What needs to be done: Count only the lines of the records that hold "plain", then give the number without any other words.

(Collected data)
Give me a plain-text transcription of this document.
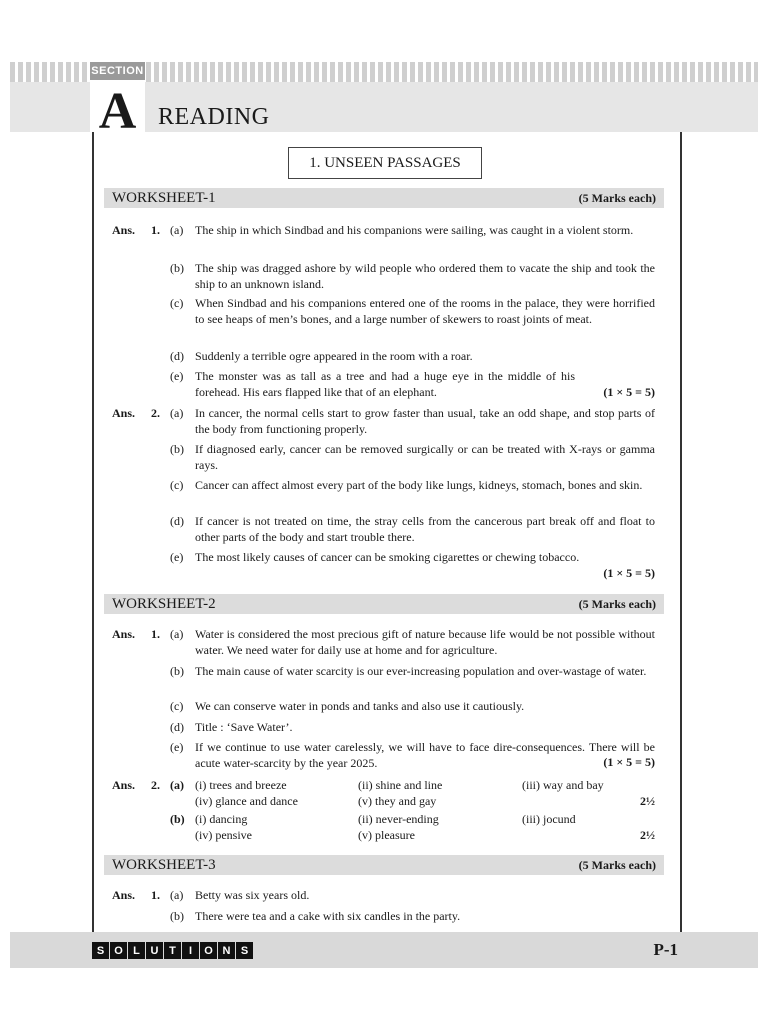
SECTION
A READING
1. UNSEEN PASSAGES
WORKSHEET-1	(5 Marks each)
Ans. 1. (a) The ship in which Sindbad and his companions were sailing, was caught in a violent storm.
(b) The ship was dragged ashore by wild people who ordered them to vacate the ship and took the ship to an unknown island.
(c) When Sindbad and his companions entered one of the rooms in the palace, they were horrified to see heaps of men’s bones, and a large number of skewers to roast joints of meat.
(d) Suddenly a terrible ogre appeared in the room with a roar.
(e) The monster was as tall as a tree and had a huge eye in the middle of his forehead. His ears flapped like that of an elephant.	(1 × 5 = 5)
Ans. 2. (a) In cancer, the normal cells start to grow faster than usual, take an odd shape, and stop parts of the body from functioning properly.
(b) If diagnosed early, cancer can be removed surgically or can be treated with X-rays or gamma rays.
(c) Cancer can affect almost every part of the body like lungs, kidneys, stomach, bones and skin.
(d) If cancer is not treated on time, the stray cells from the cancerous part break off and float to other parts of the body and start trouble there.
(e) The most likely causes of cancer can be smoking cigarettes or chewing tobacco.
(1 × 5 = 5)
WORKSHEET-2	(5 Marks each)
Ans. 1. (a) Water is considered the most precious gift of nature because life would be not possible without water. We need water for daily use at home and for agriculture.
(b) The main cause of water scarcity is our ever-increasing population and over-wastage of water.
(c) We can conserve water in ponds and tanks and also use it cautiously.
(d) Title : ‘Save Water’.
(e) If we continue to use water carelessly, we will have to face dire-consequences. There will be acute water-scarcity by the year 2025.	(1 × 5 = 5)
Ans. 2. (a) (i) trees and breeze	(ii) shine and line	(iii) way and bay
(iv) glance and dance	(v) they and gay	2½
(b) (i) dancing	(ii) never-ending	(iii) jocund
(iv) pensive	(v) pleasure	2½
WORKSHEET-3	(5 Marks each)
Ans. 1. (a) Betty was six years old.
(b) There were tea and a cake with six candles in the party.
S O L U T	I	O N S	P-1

==

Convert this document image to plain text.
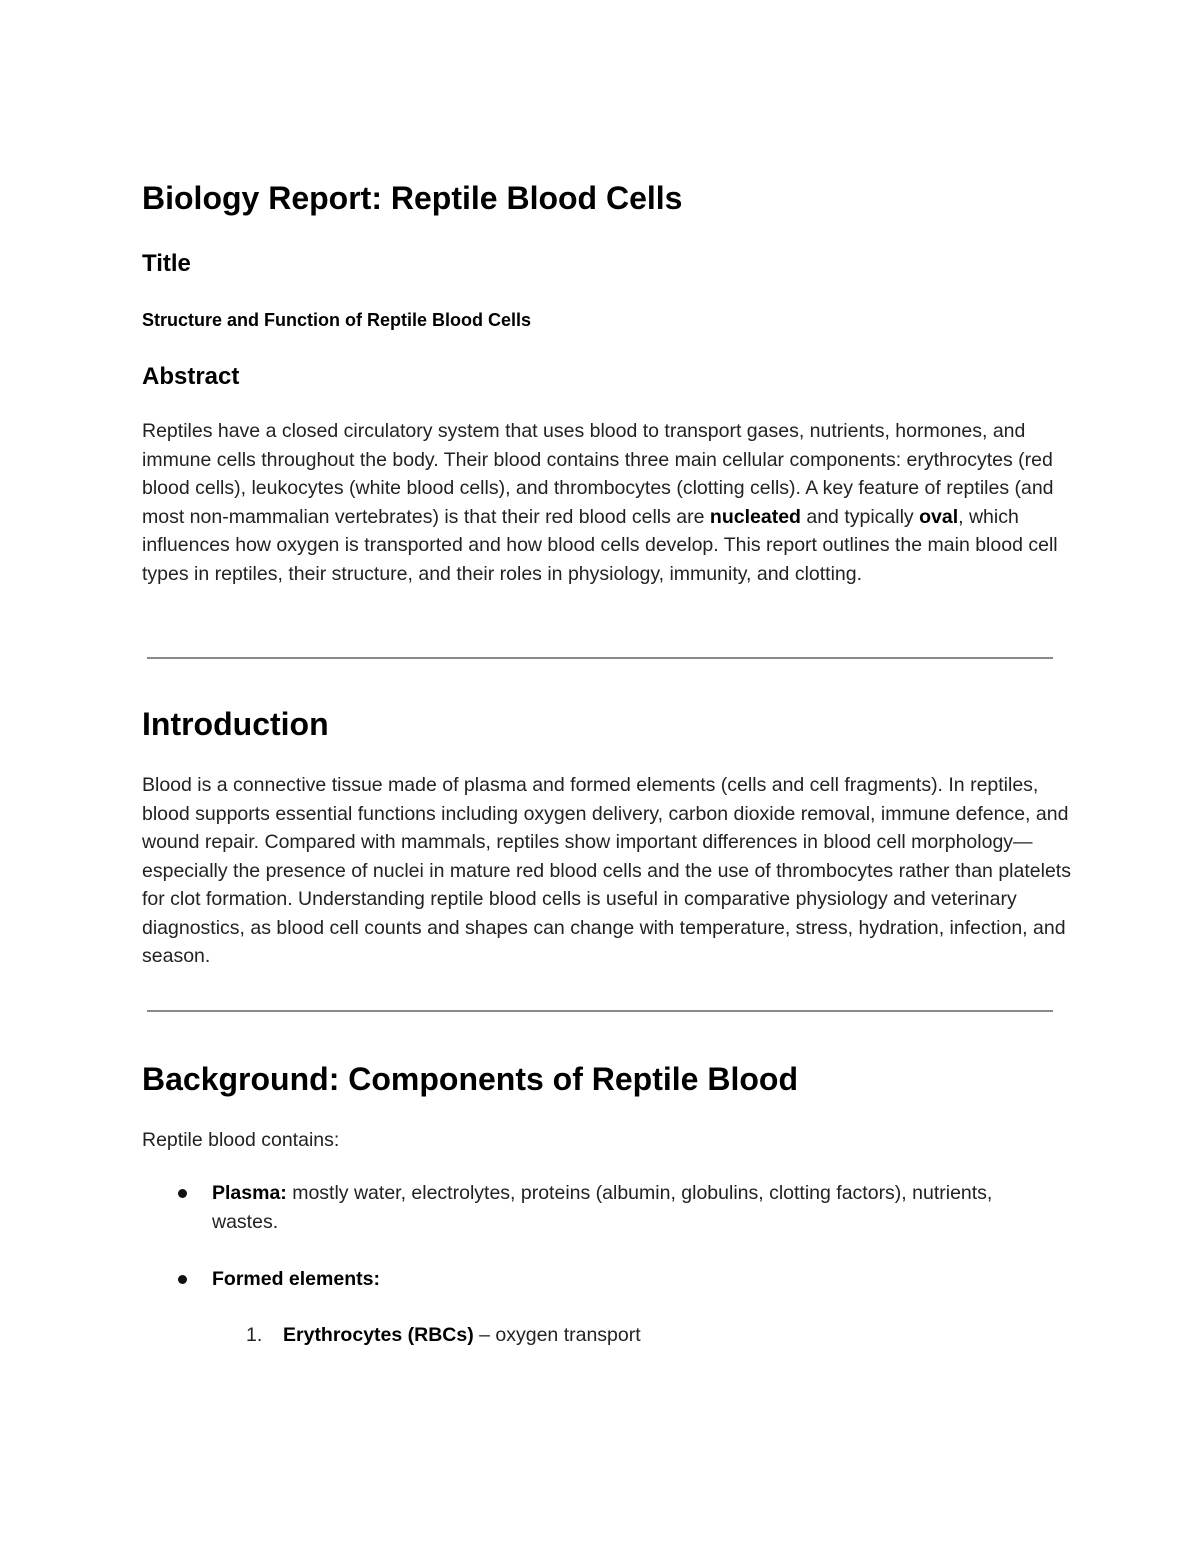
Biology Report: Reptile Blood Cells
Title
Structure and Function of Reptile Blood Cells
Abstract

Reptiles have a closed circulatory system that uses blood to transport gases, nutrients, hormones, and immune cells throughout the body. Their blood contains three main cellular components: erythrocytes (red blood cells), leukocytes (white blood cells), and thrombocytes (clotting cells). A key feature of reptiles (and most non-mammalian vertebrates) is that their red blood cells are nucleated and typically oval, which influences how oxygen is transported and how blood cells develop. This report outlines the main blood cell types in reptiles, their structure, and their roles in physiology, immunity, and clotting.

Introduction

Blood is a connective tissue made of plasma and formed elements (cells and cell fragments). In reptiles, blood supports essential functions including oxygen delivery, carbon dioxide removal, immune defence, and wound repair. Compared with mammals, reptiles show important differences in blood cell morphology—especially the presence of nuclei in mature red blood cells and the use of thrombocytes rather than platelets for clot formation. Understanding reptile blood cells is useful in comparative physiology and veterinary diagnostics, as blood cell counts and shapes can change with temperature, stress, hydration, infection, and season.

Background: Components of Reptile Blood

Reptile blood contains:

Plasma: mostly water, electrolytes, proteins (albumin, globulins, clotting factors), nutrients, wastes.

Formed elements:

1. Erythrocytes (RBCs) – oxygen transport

Solution: 2